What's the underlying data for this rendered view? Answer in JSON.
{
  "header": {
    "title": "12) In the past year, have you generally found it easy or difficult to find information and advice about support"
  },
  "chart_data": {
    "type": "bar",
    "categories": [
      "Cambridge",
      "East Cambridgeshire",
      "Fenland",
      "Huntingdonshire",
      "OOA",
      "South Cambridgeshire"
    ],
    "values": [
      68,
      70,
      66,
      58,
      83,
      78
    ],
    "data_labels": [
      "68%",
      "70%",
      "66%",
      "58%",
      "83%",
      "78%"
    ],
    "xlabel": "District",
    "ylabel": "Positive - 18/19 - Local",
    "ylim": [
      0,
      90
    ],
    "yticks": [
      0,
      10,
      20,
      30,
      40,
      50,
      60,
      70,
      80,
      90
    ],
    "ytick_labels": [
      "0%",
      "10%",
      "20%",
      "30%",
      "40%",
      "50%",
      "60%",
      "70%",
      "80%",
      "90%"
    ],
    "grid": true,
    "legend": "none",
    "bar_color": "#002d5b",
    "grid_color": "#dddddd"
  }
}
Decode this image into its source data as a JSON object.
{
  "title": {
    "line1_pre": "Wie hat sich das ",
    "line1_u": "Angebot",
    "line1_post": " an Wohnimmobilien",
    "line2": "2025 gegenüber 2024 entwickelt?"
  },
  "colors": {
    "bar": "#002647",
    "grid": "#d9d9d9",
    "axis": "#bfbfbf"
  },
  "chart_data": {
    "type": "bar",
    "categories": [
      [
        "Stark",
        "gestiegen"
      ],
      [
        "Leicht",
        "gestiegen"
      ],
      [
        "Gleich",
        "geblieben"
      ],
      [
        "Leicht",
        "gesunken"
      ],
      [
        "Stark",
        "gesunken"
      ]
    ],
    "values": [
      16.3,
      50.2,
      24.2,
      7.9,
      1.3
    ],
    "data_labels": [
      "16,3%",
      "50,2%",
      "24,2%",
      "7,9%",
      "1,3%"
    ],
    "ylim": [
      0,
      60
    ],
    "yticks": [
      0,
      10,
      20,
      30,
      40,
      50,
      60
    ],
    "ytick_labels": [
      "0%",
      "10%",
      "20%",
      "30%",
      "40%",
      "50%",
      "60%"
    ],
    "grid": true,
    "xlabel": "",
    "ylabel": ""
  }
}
· · · · ·
| TASK TO CARRY OUT |
Determine how many lines of this listing contain "JSON", and give only the number.

| SOLUTION TO THIS EXERCISE |
2